**Short problem:**
Repeat every record below exactly as it appears.
** start of Provided entries **
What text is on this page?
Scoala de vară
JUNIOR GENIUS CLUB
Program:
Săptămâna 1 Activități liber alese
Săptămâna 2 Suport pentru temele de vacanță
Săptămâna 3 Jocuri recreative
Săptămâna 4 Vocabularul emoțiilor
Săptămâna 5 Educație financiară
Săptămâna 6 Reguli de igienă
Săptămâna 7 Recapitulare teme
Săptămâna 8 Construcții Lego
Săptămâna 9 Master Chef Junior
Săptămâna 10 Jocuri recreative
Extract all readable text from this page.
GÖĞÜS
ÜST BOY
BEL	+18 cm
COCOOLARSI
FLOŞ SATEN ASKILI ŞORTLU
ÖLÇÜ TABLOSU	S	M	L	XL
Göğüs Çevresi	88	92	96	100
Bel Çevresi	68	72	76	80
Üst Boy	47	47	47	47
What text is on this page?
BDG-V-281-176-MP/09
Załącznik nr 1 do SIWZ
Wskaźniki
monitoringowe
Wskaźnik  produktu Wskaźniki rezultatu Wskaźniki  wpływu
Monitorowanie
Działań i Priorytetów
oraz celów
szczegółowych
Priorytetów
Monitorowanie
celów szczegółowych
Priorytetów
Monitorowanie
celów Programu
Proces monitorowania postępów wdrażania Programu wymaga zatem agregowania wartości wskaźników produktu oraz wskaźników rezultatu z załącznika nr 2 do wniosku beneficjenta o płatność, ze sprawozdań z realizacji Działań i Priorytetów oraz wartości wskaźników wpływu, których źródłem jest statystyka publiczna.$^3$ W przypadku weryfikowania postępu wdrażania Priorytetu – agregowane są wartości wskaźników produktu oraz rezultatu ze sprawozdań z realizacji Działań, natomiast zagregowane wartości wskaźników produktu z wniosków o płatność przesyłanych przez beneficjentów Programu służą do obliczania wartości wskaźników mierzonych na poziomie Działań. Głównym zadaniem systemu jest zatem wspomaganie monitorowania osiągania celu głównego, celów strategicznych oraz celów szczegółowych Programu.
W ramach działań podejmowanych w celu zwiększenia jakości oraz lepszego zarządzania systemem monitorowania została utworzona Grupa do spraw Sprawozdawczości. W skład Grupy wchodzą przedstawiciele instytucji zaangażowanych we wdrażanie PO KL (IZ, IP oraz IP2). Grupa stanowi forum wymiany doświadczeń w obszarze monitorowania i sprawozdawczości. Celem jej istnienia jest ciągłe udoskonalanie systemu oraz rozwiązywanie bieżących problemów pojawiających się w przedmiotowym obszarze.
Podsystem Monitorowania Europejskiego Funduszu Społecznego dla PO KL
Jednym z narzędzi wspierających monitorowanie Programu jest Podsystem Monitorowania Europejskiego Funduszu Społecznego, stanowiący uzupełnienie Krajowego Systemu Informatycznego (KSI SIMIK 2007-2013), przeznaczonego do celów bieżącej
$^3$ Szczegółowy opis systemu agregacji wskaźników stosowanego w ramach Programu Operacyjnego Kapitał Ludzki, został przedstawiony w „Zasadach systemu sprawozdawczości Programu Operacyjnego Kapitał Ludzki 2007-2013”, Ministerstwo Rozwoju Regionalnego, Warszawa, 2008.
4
** end of Provided entries **
**Exercise answer:**
What text is on this page?
Scoala de vară
JUNIOR GENIUS CLUB
Program:
Săptămâna 1 Activități liber alese
Săptămâna 2 Suport pentru temele de vacanță
Săptămâna 3 Jocuri recreative
Săptămâna 4 Vocabularul emoțiilor
Săptămâna 5 Educație financiară
Săptămâna 6 Reguli de igienă
Săptămâna 7 Recapitulare teme
Săptămâna 8 Construcții Lego
Săptămâna 9 Master Chef Junior
Săptămâna 10 Jocuri recreative
Extract all readable text from this page.
GÖĞÜS
ÜST BOY
BEL	+18 cm
COCOOLARSI
FLOŞ SATEN ASKILI ŞORTLU
ÖLÇÜ TABLOSU	S	M	L	XL
Göğüs Çevresi	88	92	96	100
Bel Çevresi	68	72	76	80
Üst Boy	47	47	47	47
What text is on this page?
BDG-V-281-176-MP/09
Załącznik nr 1 do SIWZ
Wskaźniki
monitoringowe
Wskaźnik  produktu Wskaźniki rezultatu Wskaźniki  wpływu
Monitorowanie
Działań i Priorytetów
oraz celów
szczegółowych
Priorytetów
Monitorowanie
celów szczegółowych
Priorytetów
Monitorowanie
celów Programu
Proces monitorowania postępów wdrażania Programu wymaga zatem agregowania wartości wskaźników produktu oraz wskaźników rezultatu z załącznika nr 2 do wniosku beneficjenta o płatność, ze sprawozdań z realizacji Działań i Priorytetów oraz wartości wskaźników wpływu, których źródłem jest statystyka publiczna.$^3$ W przypadku weryfikowania postępu wdrażania Priorytetu – agregowane są wartości wskaźników produktu oraz rezultatu ze sprawozdań z realizacji Działań, natomiast zagregowane wartości wskaźników produktu z wniosków o płatność przesyłanych przez beneficjentów Programu służą do obliczania wartości wskaźników mierzonych na poziomie Działań. Głównym zadaniem systemu jest zatem wspomaganie monitorowania osiągania celu głównego, celów strategicznych oraz celów szczegółowych Programu.
W ramach działań podejmowanych w celu zwiększenia jakości oraz lepszego zarządzania systemem monitorowania została utworzona Grupa do spraw Sprawozdawczości. W skład Grupy wchodzą przedstawiciele instytucji zaangażowanych we wdrażanie PO KL (IZ, IP oraz IP2). Grupa stanowi forum wymiany doświadczeń w obszarze monitorowania i sprawozdawczości. Celem jej istnienia jest ciągłe udoskonalanie systemu oraz rozwiązywanie bieżących problemów pojawiających się w przedmiotowym obszarze.
Podsystem Monitorowania Europejskiego Funduszu Społecznego dla PO KL
Jednym z narzędzi wspierających monitorowanie Programu jest Podsystem Monitorowania Europejskiego Funduszu Społecznego, stanowiący uzupełnienie Krajowego Systemu Informatycznego (KSI SIMIK 2007-2013), przeznaczonego do celów bieżącej
$^3$ Szczegółowy opis systemu agregacji wskaźników stosowanego w ramach Programu Operacyjnego Kapitał Ludzki, został przedstawiony w „Zasadach systemu sprawozdawczości Programu Operacyjnego Kapitał Ludzki 2007-2013”, Ministerstwo Rozwoju Regionalnego, Warszawa, 2008.
4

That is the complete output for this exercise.